START

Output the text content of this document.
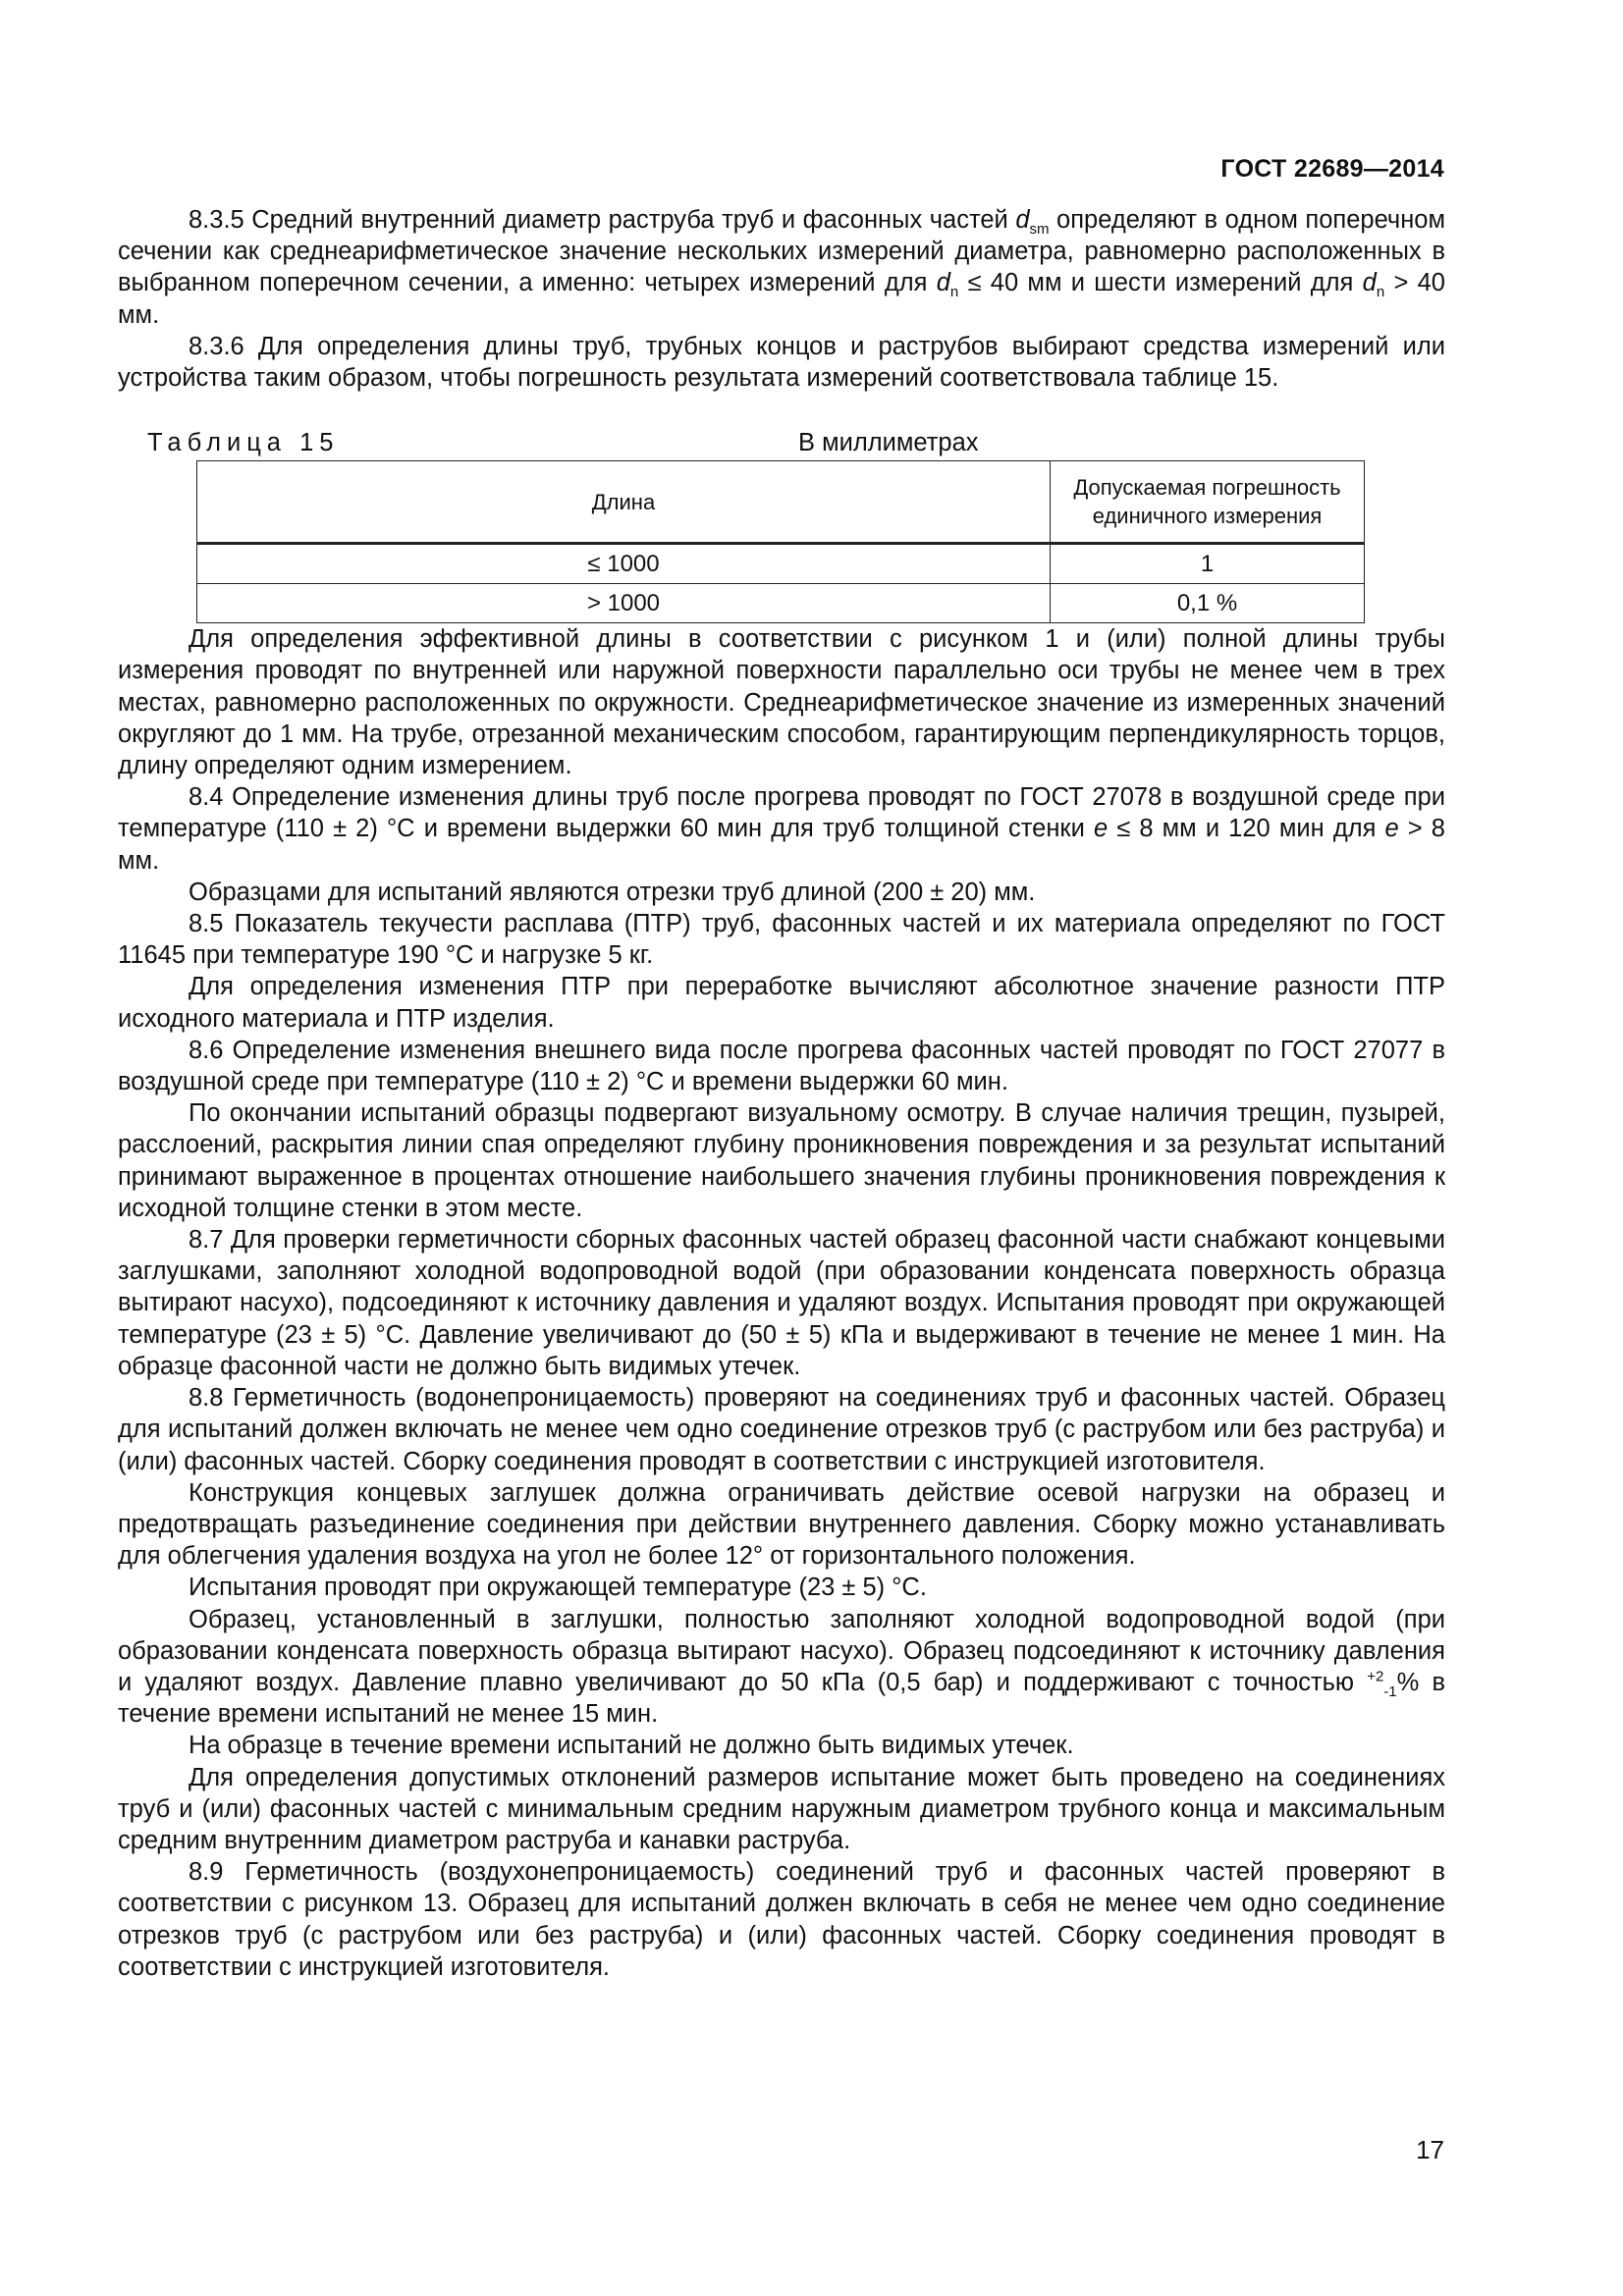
ГОСТ 22689—2014

8.3.5 Средний внутренний диаметр раструба труб и фасонных частей $d_{sm}$ определяют в одном поперечном сечении как среднеарифметическое значение нескольких измерений диаметра, равномерно расположенных в выбранном поперечном сечении, а именно: четырех измерений для $d_n \le 40$ мм и шести измерений для $d_n > 40$ мм.

8.3.6 Для определения длины труб, трубных концов и раструбов выбирают средства измерений или устройства таким образом, чтобы погрешность результата измерений соответствовала таблице 15.

Таблица 15	В миллиметрах
Длина	Допускаемая погрешность единичного измерения
≤ 1000	1
> 1000	0,1 %

Для определения эффективной длины в соответствии с рисунком 1 и (или) полной длины трубы измерения проводят по внутренней или наружной поверхности параллельно оси трубы не менее чем в трех местах, равномерно расположенных по окружности. Среднеарифметическое значение из измеренных значений округляют до 1 мм. На трубе, отрезанной механическим способом, гарантирующим перпендикулярность торцов, длину определяют одним измерением.

8.4 Определение изменения длины труб после прогрева проводят по ГОСТ 27078 в воздушной среде при температуре (110 ± 2) °С и времени выдержки 60 мин для труб толщиной стенки e ≤ 8 мм и 120 мин для e > 8 мм.

Образцами для испытаний являются отрезки труб длиной (200 ± 20) мм.

8.5 Показатель текучести расплава (ПТР) труб, фасонных частей и их материала определяют по ГОСТ 11645 при температуре 190 °С и нагрузке 5 кг.

Для определения изменения ПТР при переработке вычисляют абсолютное значение разности ПТР исходного материала и ПТР изделия.

8.6 Определение изменения внешнего вида после прогрева фасонных частей проводят по ГОСТ 27077 в воздушной среде при температуре (110 ± 2) °С и времени выдержки 60 мин.

По окончании испытаний образцы подвергают визуальному осмотру. В случае наличия трещин, пузырей, расслоений, раскрытия линии спая определяют глубину проникновения повреждения и за результат испытаний принимают выраженное в процентах отношение наибольшего значения глубины проникновения повреждения к исходной толщине стенки в этом месте.

8.7 Для проверки герметичности сборных фасонных частей образец фасонной части снабжают концевыми заглушками, заполняют холодной водопроводной водой (при образовании конденсата поверхность образца вытирают насухо), подсоединяют к источнику давления и удаляют воздух. Испытания проводят при окружающей температуре (23 ± 5) °С. Давление увеличивают до (50 ± 5) кПа и выдерживают в течение не менее 1 мин. На образце фасонной части не должно быть видимых утечек.

8.8 Герметичность (водонепроницаемость) проверяют на соединениях труб и фасонных частей. Образец для испытаний должен включать не менее чем одно соединение отрезков труб (с раструбом или без раструба) и (или) фасонных частей. Сборку соединения проводят в соответствии с инструкцией изготовителя.

Конструкция концевых заглушек должна ограничивать действие осевой нагрузки на образец и предотвращать разъединение соединения при действии внутреннего давления. Сборку можно устанавливать для облегчения удаления воздуха на угол не более 12° от горизонтального положения.

Испытания проводят при окружающей температуре (23 ± 5) °С.

Образец, установленный в заглушки, полностью заполняют холодной водопроводной водой (при образовании конденсата поверхность образца вытирают насухо). Образец подсоединяют к источнику давления и удаляют воздух. Давление плавно увеличивают до 50 кПа (0,5 бар) и поддерживают с точностью $^{+2}_{-1}$% в течение времени испытаний не менее 15 мин.

На образце в течение времени испытаний не должно быть видимых утечек.

Для определения допустимых отклонений размеров испытание может быть проведено на соединениях труб и (или) фасонных частей с минимальным средним наружным диаметром трубного конца и максимальным средним внутренним диаметром раструба и канавки раструба.

8.9 Герметичность (воздухонепроницаемость) соединений труб и фасонных частей проверяют в соответствии с рисунком 13. Образец для испытаний должен включать в себя не менее чем одно соединение отрезков труб (с раструбом или без раструба) и (или) фасонных частей. Сборку соединения проводят в соответствии с инструкцией изготовителя.

17
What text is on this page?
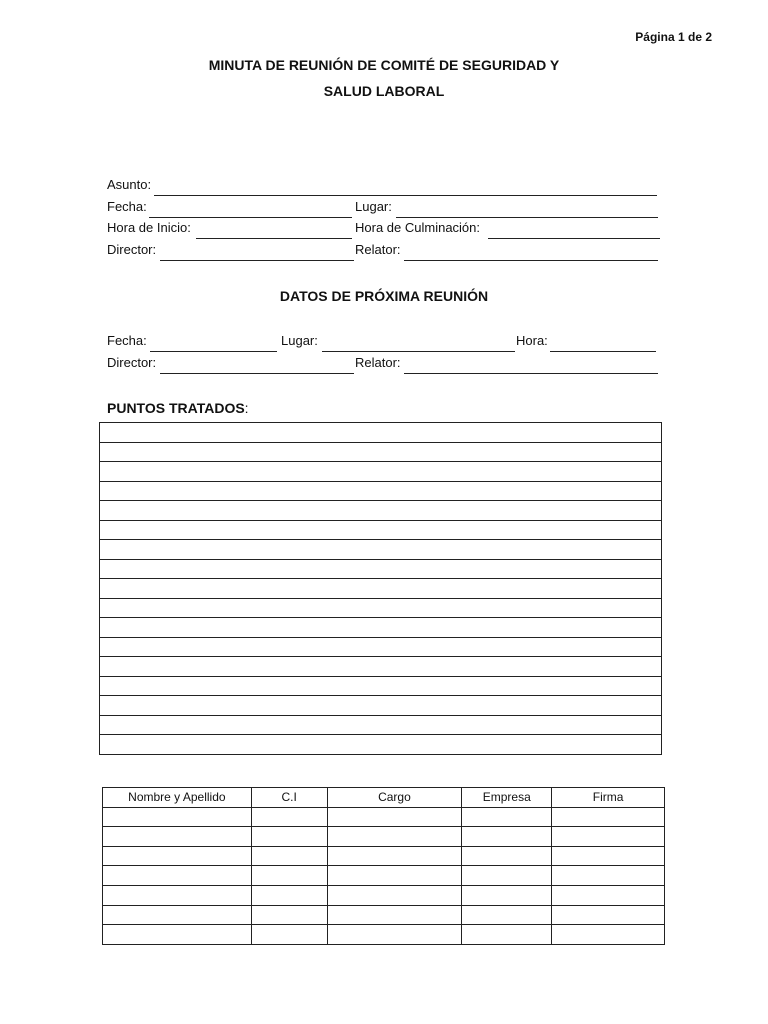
Página 1 de 2
MINUTA DE REUNIÓN DE COMITÉ DE SEGURIDAD Y
SALUD LABORAL
Asunto:
Fecha:	Lugar:
Hora de Inicio:	Hora de Culminación:
Director:	Relator:
DATOS DE PRÓXIMA REUNIÓN
Fecha:	Lugar:	Hora:
Director:	Relator:
PUNTOS TRATADOS:

Nombre y Apellido	C.I	Cargo	Empresa	Firma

END

§ Problem to work on
Your task is to transcribe all of the records precisely, with no images included.

§ Response for this exercise
Output the text content of this document.
ГОСТ 22689—2014

8.3.5 Средний внутренний диаметр раструба труб и фасонных частей $d_{sm}$ определяют в одном поперечном сечении как среднеарифметическое значение нескольких измерений диаметра, равномерно расположенных в выбранном поперечном сечении, а именно: четырех измерений для $d_n \le 40$ мм и шести измерений для $d_n > 40$ мм.

8.3.6 Для определения длины труб, трубных концов и раструбов выбирают средства измерений или устройства таким образом, чтобы погрешность результата измерений соответствовала таблице 15.

Таблица 15	В миллиметрах
Длина	Допускаемая погрешность единичного измерения
≤ 1000	1
> 1000	0,1 %

Для определения эффективной длины в соответствии с рисунком 1 и (или) полной длины трубы измерения проводят по внутренней или наружной поверхности параллельно оси трубы не менее чем в трех местах, равномерно расположенных по окружности. Среднеарифметическое значение из измеренных значений округляют до 1 мм. На трубе, отрезанной механическим способом, гарантирующим перпендикулярность торцов, длину определяют одним измерением.

8.4 Определение изменения длины труб после прогрева проводят по ГОСТ 27078 в воздушной среде при температуре (110 ± 2) °С и времени выдержки 60 мин для труб толщиной стенки e ≤ 8 мм и 120 мин для e > 8 мм.

Образцами для испытаний являются отрезки труб длиной (200 ± 20) мм.

8.5 Показатель текучести расплава (ПТР) труб, фасонных частей и их материала определяют по ГОСТ 11645 при температуре 190 °С и нагрузке 5 кг.

Для определения изменения ПТР при переработке вычисляют абсолютное значение разности ПТР исходного материала и ПТР изделия.

8.6 Определение изменения внешнего вида после прогрева фасонных частей проводят по ГОСТ 27077 в воздушной среде при температуре (110 ± 2) °С и времени выдержки 60 мин.

По окончании испытаний образцы подвергают визуальному осмотру. В случае наличия трещин, пузырей, расслоений, раскрытия линии спая определяют глубину проникновения повреждения и за результат испытаний принимают выраженное в процентах отношение наибольшего значения глубины проникновения повреждения к исходной толщине стенки в этом месте.

8.7 Для проверки герметичности сборных фасонных частей образец фасонной части снабжают концевыми заглушками, заполняют холодной водопроводной водой (при образовании конденсата поверхность образца вытирают насухо), подсоединяют к источнику давления и удаляют воздух. Испытания проводят при окружающей температуре (23 ± 5) °С. Давление увеличивают до (50 ± 5) кПа и выдерживают в течение не менее 1 мин. На образце фасонной части не должно быть видимых утечек.

8.8 Герметичность (водонепроницаемость) проверяют на соединениях труб и фасонных частей. Образец для испытаний должен включать не менее чем одно соединение отрезков труб (с раструбом или без раструба) и (или) фасонных частей. Сборку соединения проводят в соответствии с инструкцией изготовителя.

Конструкция концевых заглушек должна ограничивать действие осевой нагрузки на образец и предотвращать разъединение соединения при действии внутреннего давления. Сборку можно устанавливать для облегчения удаления воздуха на угол не более 12° от горизонтального положения.

Испытания проводят при окружающей температуре (23 ± 5) °С.

Образец, установленный в заглушки, полностью заполняют холодной водопроводной водой (при образовании конденсата поверхность образца вытирают насухо). Образец подсоединяют к источнику давления и удаляют воздух. Давление плавно увеличивают до 50 кПа (0,5 бар) и поддерживают с точностью $^{+2}_{-1}$% в течение времени испытаний не менее 15 мин.

На образце в течение времени испытаний не должно быть видимых утечек.

Для определения допустимых отклонений размеров испытание может быть проведено на соединениях труб и (или) фасонных частей с минимальным средним наружным диаметром трубного конца и максимальным средним внутренним диаметром раструба и канавки раструба.

8.9 Герметичность (воздухонепроницаемость) соединений труб и фасонных частей проверяют в соответствии с рисунком 13. Образец для испытаний должен включать в себя не менее чем одно соединение отрезков труб (с раструбом или без раструба) и (или) фасонных частей. Сборку соединения проводят в соответствии с инструкцией изготовителя.

17
What text is on this page?
Página 1 de 2
MINUTA DE REUNIÓN DE COMITÉ DE SEGURIDAD Y
SALUD LABORAL
Asunto:
Fecha:	Lugar:
Hora de Inicio:	Hora de Culminación:
Director:	Relator:
DATOS DE PRÓXIMA REUNIÓN
Fecha:	Lugar:	Hora:
Director:	Relator:
PUNTOS TRATADOS:

Nombre y Apellido	C.I	Cargo	Empresa	Firma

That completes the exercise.